● **TO BE DONE**: List all lines of the data containing the word "WTIC".
++++++++
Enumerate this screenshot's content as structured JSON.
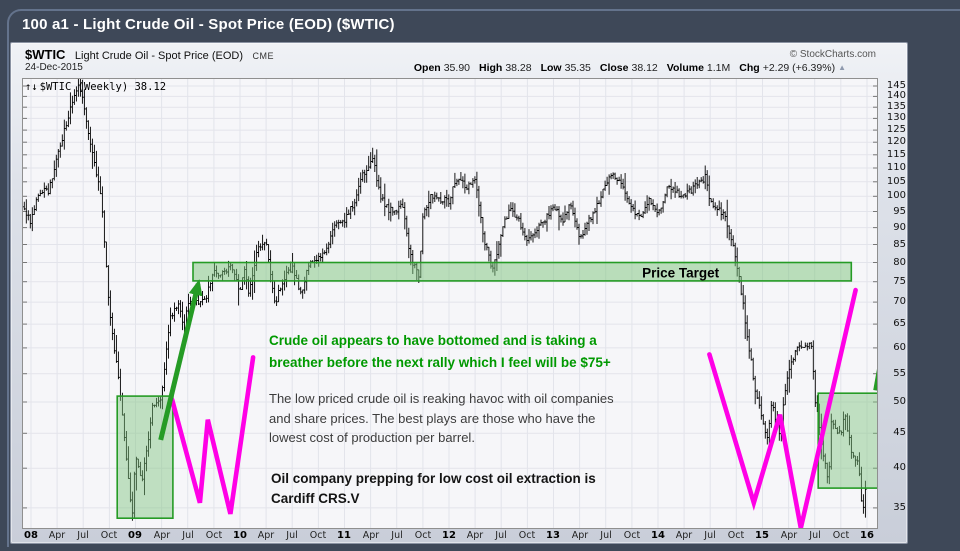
{
  "window": {
    "title": "100 a1 - Light Crude Oil - Spot Price (EOD) ($WTIC)"
  },
  "header": {
    "symbol": "$WTIC",
    "name": "Light Crude Oil - Spot Price (EOD)",
    "exchange": "CME",
    "copyright": "© StockCharts.com",
    "date": "24-Dec-2015",
    "quote": [
      {
        "label": "Open",
        "value": "35.90"
      },
      {
        "label": "High",
        "value": "38.28"
      },
      {
        "label": "Low",
        "value": "35.35"
      },
      {
        "label": "Close",
        "value": "38.12"
      },
      {
        "label": "Volume",
        "value": "1.1M"
      },
      {
        "label": "Chg",
        "value": "+2.29 (+6.39%)"
      }
    ],
    "chg_arrow": "▲"
  },
  "legend": {
    "icon": "↑↓",
    "text": "$WTIC (Weekly) 38.12"
  },
  "chart_data": {
    "type": "line",
    "subtype": "weekly-ohlc-bars",
    "title": "$WTIC (Weekly)",
    "last_close": 38.12,
    "y_axis": {
      "scale": "log",
      "range": [
        33,
        148
      ],
      "ticks": [
        145,
        140,
        135,
        130,
        125,
        120,
        115,
        110,
        105,
        100,
        95,
        90,
        85,
        80,
        75,
        70,
        65,
        60,
        55,
        50,
        45,
        40,
        35
      ]
    },
    "x_axis": {
      "unit": "months-since-Jan-2008",
      "ticks": [
        {
          "t": 0,
          "label": "08",
          "year": true
        },
        {
          "t": 3,
          "label": "Apr"
        },
        {
          "t": 6,
          "label": "Jul"
        },
        {
          "t": 9,
          "label": "Oct"
        },
        {
          "t": 12,
          "label": "09",
          "year": true
        },
        {
          "t": 15,
          "label": "Apr"
        },
        {
          "t": 18,
          "label": "Jul"
        },
        {
          "t": 21,
          "label": "Oct"
        },
        {
          "t": 24,
          "label": "10",
          "year": true
        },
        {
          "t": 27,
          "label": "Apr"
        },
        {
          "t": 30,
          "label": "Jul"
        },
        {
          "t": 33,
          "label": "Oct"
        },
        {
          "t": 36,
          "label": "11",
          "year": true
        },
        {
          "t": 39,
          "label": "Apr"
        },
        {
          "t": 42,
          "label": "Jul"
        },
        {
          "t": 45,
          "label": "Oct"
        },
        {
          "t": 48,
          "label": "12",
          "year": true
        },
        {
          "t": 51,
          "label": "Apr"
        },
        {
          "t": 54,
          "label": "Jul"
        },
        {
          "t": 57,
          "label": "Oct"
        },
        {
          "t": 60,
          "label": "13",
          "year": true
        },
        {
          "t": 63,
          "label": "Apr"
        },
        {
          "t": 66,
          "label": "Jul"
        },
        {
          "t": 69,
          "label": "Oct"
        },
        {
          "t": 72,
          "label": "14",
          "year": true
        },
        {
          "t": 75,
          "label": "Apr"
        },
        {
          "t": 78,
          "label": "Jul"
        },
        {
          "t": 81,
          "label": "Oct"
        },
        {
          "t": 84,
          "label": "15",
          "year": true
        },
        {
          "t": 87,
          "label": "Apr"
        },
        {
          "t": 90,
          "label": "Jul"
        },
        {
          "t": 93,
          "label": "Oct"
        },
        {
          "t": 96,
          "label": "16",
          "year": true
        }
      ]
    },
    "price_anchors": [
      [
        -1,
        96
      ],
      [
        0,
        91.7
      ],
      [
        1,
        101.8
      ],
      [
        2,
        101.6
      ],
      [
        3,
        113.5
      ],
      [
        4,
        127.4
      ],
      [
        5,
        140
      ],
      [
        5.6,
        145.3
      ],
      [
        6.5,
        124.1
      ],
      [
        7,
        115.5
      ],
      [
        8,
        100.6
      ],
      [
        9,
        67.8
      ],
      [
        10,
        54.4
      ],
      [
        11,
        40.8
      ],
      [
        11.6,
        33.6
      ],
      [
        12,
        41.7
      ],
      [
        12.8,
        38.5
      ],
      [
        13.7,
        46
      ],
      [
        14,
        49.7
      ],
      [
        15,
        51.1
      ],
      [
        16,
        66.3
      ],
      [
        17,
        69.9
      ],
      [
        17.6,
        63.5
      ],
      [
        18,
        69.5
      ],
      [
        19,
        70
      ],
      [
        20,
        70.6
      ],
      [
        21,
        77
      ],
      [
        22,
        77.3
      ],
      [
        23,
        79.4
      ],
      [
        24,
        72.9
      ],
      [
        24.5,
        78.5
      ],
      [
        25,
        71.5
      ],
      [
        26,
        83.8
      ],
      [
        27,
        86.2
      ],
      [
        28,
        69.5
      ],
      [
        29,
        75.6
      ],
      [
        30,
        78.9
      ],
      [
        31,
        71.9
      ],
      [
        32,
        80
      ],
      [
        33,
        81.4
      ],
      [
        34,
        84.1
      ],
      [
        35,
        91.4
      ],
      [
        36,
        92.2
      ],
      [
        37,
        96.9
      ],
      [
        38,
        106.7
      ],
      [
        39.3,
        114.2
      ],
      [
        40,
        100.9
      ],
      [
        41,
        95.4
      ],
      [
        42,
        95.7
      ],
      [
        42.6,
        98.5
      ],
      [
        43.5,
        82
      ],
      [
        44.6,
        75.5
      ],
      [
        45,
        93.2
      ],
      [
        46,
        100.4
      ],
      [
        47,
        98.8
      ],
      [
        48,
        98.5
      ],
      [
        49,
        107.1
      ],
      [
        50,
        103
      ],
      [
        51,
        104.9
      ],
      [
        52,
        86.5
      ],
      [
        53,
        78
      ],
      [
        54,
        88.1
      ],
      [
        55,
        96.5
      ],
      [
        56,
        92.2
      ],
      [
        57,
        86.2
      ],
      [
        58,
        88.9
      ],
      [
        59,
        91.8
      ],
      [
        60,
        97.5
      ],
      [
        61,
        92.1
      ],
      [
        62,
        97.2
      ],
      [
        63,
        86.8
      ],
      [
        64,
        92
      ],
      [
        65,
        96.6
      ],
      [
        66,
        105
      ],
      [
        67,
        107.7
      ],
      [
        68,
        102.3
      ],
      [
        69,
        96.4
      ],
      [
        70,
        92.7
      ],
      [
        71,
        98.4
      ],
      [
        72,
        94
      ],
      [
        73,
        102.6
      ],
      [
        74,
        101.6
      ],
      [
        75,
        99.7
      ],
      [
        76,
        102.7
      ],
      [
        77.5,
        106.9
      ],
      [
        78,
        98.2
      ],
      [
        79,
        95.9
      ],
      [
        80,
        91.2
      ],
      [
        81,
        80.5
      ],
      [
        82,
        66.2
      ],
      [
        83,
        53.3
      ],
      [
        84,
        46.5
      ],
      [
        84.6,
        44.3
      ],
      [
        85,
        49.8
      ],
      [
        86,
        44.9
      ],
      [
        87,
        55.5
      ],
      [
        88,
        60.3
      ],
      [
        89,
        59.8
      ],
      [
        89.6,
        61
      ],
      [
        90,
        51
      ],
      [
        90.8,
        43
      ],
      [
        91.6,
        38
      ],
      [
        91.9,
        46.8
      ],
      [
        92.5,
        44.9
      ],
      [
        93,
        45.1
      ],
      [
        93.5,
        48
      ],
      [
        94.2,
        42
      ],
      [
        95,
        40.5
      ],
      [
        95.35,
        36.2
      ],
      [
        95.6,
        34.8
      ],
      [
        95.85,
        38.1
      ]
    ],
    "bar_color": "#000000",
    "grid_color": "#e3e4eb"
  },
  "annotations": {
    "green": "#259b25",
    "green_fill": "#7cc47c",
    "magenta": "#ff00e6",
    "price_target_band": {
      "t1": 18.6,
      "t2": 94.2,
      "price_top": 80,
      "price_bottom": 75.2,
      "label": "Price Target",
      "label_t": 74.6,
      "label_price": 76
    },
    "support_boxes": [
      {
        "t1": 9.9,
        "t2": 16.3,
        "price_top": 51,
        "price_bottom": 33.8
      },
      {
        "t1": 90.4,
        "t2": 97.3,
        "price_top": 51.5,
        "price_bottom": 37.4
      }
    ],
    "zigzags": [
      {
        "points": [
          [
            16.2,
            50.4
          ],
          [
            19.4,
            35.6
          ],
          [
            20.3,
            47.1
          ],
          [
            22.9,
            34.3
          ],
          [
            25.5,
            58.1
          ]
        ]
      },
      {
        "points": [
          [
            77.9,
            58.7
          ],
          [
            83.0,
            35.6
          ],
          [
            86.0,
            47.9
          ],
          [
            88.4,
            32.7
          ],
          [
            94.7,
            72.9
          ]
        ]
      }
    ],
    "arrows": [
      {
        "from": [
          14.9,
          44.0
        ],
        "to": [
          19.2,
          74.4
        ]
      },
      {
        "from": [
          97.0,
          52.0
        ],
        "to": [
          99.2,
          74.6
        ]
      }
    ],
    "texts": {
      "note_green": {
        "lines": [
          "Crude oil appears to have bottomed and is taking a",
          "breather before the next rally which I feel will be $75+"
        ]
      },
      "note_plain": {
        "lines": [
          "The low priced crude oil is reaking havoc with oil companies",
          "and share prices. The best plays are those who have the",
          "lowest cost of production per barrel."
        ]
      },
      "note_bold": {
        "lines": [
          "Oil company prepping for low cost oil extraction is",
          "Cardiff CRS.V"
        ]
      }
    }
  }
}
++++++++
● **FINAL RESULT**:
    "title": "100 a1 - Light Crude Oil - Spot Price (EOD) ($WTIC)"
    "symbol": "$WTIC",
    "text": "$WTIC (Weekly) 38.12"
    "title": "$WTIC (Weekly)",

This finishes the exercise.